### [Your goal]
Extract the complete listing and output it unchanged.

START Data records

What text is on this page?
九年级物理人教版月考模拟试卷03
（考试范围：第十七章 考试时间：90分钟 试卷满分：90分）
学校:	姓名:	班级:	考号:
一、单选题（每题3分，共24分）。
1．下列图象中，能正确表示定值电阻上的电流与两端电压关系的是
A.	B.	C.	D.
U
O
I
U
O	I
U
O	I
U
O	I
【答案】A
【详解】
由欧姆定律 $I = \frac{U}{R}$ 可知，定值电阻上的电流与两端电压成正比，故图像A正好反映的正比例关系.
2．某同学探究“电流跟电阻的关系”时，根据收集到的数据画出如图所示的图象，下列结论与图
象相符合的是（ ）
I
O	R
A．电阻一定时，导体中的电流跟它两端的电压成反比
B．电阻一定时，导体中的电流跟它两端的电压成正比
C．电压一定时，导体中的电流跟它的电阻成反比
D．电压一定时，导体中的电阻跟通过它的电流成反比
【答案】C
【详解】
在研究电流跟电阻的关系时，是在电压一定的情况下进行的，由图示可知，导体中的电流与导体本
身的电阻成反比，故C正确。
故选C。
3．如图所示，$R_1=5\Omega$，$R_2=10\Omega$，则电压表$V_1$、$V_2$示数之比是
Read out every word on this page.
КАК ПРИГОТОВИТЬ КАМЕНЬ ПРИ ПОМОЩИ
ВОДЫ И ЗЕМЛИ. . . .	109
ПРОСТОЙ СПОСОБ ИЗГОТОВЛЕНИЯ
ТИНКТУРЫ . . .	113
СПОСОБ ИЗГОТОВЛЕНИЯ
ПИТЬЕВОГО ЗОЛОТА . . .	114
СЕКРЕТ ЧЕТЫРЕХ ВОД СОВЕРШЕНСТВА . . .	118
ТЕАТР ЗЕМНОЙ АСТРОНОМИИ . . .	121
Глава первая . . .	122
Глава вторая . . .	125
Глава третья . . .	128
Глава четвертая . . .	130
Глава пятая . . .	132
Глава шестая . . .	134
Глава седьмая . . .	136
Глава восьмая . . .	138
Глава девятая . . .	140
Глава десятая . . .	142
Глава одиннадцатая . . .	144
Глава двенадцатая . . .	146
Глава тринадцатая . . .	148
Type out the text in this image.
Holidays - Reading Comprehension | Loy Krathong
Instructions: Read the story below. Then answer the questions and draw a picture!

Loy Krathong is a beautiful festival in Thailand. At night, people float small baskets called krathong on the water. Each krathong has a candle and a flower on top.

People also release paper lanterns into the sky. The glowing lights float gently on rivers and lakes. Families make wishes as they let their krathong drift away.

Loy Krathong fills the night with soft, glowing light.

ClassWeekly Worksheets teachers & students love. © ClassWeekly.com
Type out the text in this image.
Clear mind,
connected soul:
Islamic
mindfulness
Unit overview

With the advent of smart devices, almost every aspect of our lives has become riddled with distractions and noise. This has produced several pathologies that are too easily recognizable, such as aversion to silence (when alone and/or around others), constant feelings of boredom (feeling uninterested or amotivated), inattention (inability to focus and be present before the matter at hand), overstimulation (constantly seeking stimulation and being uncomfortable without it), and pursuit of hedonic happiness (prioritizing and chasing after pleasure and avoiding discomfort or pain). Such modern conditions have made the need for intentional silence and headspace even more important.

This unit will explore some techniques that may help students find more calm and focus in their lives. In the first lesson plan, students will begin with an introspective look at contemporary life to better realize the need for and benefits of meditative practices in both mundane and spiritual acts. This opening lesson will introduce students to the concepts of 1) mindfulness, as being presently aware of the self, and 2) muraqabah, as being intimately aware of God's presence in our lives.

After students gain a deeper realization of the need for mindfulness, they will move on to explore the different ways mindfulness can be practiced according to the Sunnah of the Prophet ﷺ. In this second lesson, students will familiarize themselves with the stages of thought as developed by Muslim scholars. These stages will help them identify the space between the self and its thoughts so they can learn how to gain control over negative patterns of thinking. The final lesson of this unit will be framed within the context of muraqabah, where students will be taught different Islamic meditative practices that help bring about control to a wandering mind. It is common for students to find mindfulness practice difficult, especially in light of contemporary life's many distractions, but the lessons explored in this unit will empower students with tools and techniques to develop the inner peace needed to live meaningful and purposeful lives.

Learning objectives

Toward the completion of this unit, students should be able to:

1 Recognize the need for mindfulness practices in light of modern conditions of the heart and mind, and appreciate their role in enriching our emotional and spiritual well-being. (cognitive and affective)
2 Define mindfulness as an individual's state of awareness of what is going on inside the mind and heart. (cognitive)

END Data records

### [Answer to the exercise]
What text is on this page?
九年级物理人教版月考模拟试卷03
（考试范围：第十七章 考试时间：90分钟 试卷满分：90分）
学校:	姓名:	班级:	考号:
一、单选题（每题3分，共24分）。
1．下列图象中，能正确表示定值电阻上的电流与两端电压关系的是
A.	B.	C.	D.
U
O
I
U
O	I
U
O	I
U
O	I
【答案】A
【详解】
由欧姆定律 $I = \frac{U}{R}$ 可知，定值电阻上的电流与两端电压成正比，故图像A正好反映的正比例关系.
2．某同学探究“电流跟电阻的关系”时，根据收集到的数据画出如图所示的图象，下列结论与图
象相符合的是（ ）
I
O	R
A．电阻一定时，导体中的电流跟它两端的电压成反比
B．电阻一定时，导体中的电流跟它两端的电压成正比
C．电压一定时，导体中的电流跟它的电阻成反比
D．电压一定时，导体中的电阻跟通过它的电流成反比
【答案】C
【详解】
在研究电流跟电阻的关系时，是在电压一定的情况下进行的，由图示可知，导体中的电流与导体本
身的电阻成反比，故C正确。
故选C。
3．如图所示，$R_1=5\Omega$，$R_2=10\Omega$，则电压表$V_1$、$V_2$示数之比是
Read out every word on this page.
КАК ПРИГОТОВИТЬ КАМЕНЬ ПРИ ПОМОЩИ
ВОДЫ И ЗЕМЛИ. . . .	109
ПРОСТОЙ СПОСОБ ИЗГОТОВЛЕНИЯ
ТИНКТУРЫ . . .	113
СПОСОБ ИЗГОТОВЛЕНИЯ
ПИТЬЕВОГО ЗОЛОТА . . .	114
СЕКРЕТ ЧЕТЫРЕХ ВОД СОВЕРШЕНСТВА . . .	118
ТЕАТР ЗЕМНОЙ АСТРОНОМИИ . . .	121
Глава первая . . .	122
Глава вторая . . .	125
Глава третья . . .	128
Глава четвертая . . .	130
Глава пятая . . .	132
Глава шестая . . .	134
Глава седьмая . . .	136
Глава восьмая . . .	138
Глава девятая . . .	140
Глава десятая . . .	142
Глава одиннадцатая . . .	144
Глава двенадцатая . . .	146
Глава тринадцатая . . .	148
Type out the text in this image.
Holidays - Reading Comprehension | Loy Krathong
Instructions: Read the story below. Then answer the questions and draw a picture!

Loy Krathong is a beautiful festival in Thailand. At night, people float small baskets called krathong on the water. Each krathong has a candle and a flower on top.

People also release paper lanterns into the sky. The glowing lights float gently on rivers and lakes. Families make wishes as they let their krathong drift away.

Loy Krathong fills the night with soft, glowing light.

ClassWeekly Worksheets teachers & students love. © ClassWeekly.com
Type out the text in this image.
Clear mind,
connected soul:
Islamic
mindfulness
Unit overview

With the advent of smart devices, almost every aspect of our lives has become riddled with distractions and noise. This has produced several pathologies that are too easily recognizable, such as aversion to silence (when alone and/or around others), constant feelings of boredom (feeling uninterested or amotivated), inattention (inability to focus and be present before the matter at hand), overstimulation (constantly seeking stimulation and being uncomfortable without it), and pursuit of hedonic happiness (prioritizing and chasing after pleasure and avoiding discomfort or pain). Such modern conditions have made the need for intentional silence and headspace even more important.

This unit will explore some techniques that may help students find more calm and focus in their lives. In the first lesson plan, students will begin with an introspective look at contemporary life to better realize the need for and benefits of meditative practices in both mundane and spiritual acts. This opening lesson will introduce students to the concepts of 1) mindfulness, as being presently aware of the self, and 2) muraqabah, as being intimately aware of God's presence in our lives.

After students gain a deeper realization of the need for mindfulness, they will move on to explore the different ways mindfulness can be practiced according to the Sunnah of the Prophet ﷺ. In this second lesson, students will familiarize themselves with the stages of thought as developed by Muslim scholars. These stages will help them identify the space between the self and its thoughts so they can learn how to gain control over negative patterns of thinking. The final lesson of this unit will be framed within the context of muraqabah, where students will be taught different Islamic meditative practices that help bring about control to a wandering mind. It is common for students to find mindfulness practice difficult, especially in light of contemporary life's many distractions, but the lessons explored in this unit will empower students with tools and techniques to develop the inner peace needed to live meaningful and purposeful lives.

Learning objectives

Toward the completion of this unit, students should be able to:

1 Recognize the need for mindfulness practices in light of modern conditions of the heart and mind, and appreciate their role in enriching our emotional and spiritual well-being. (cognitive and affective)
2 Define mindfulness as an individual's state of awareness of what is going on inside the mind and heart. (cognitive)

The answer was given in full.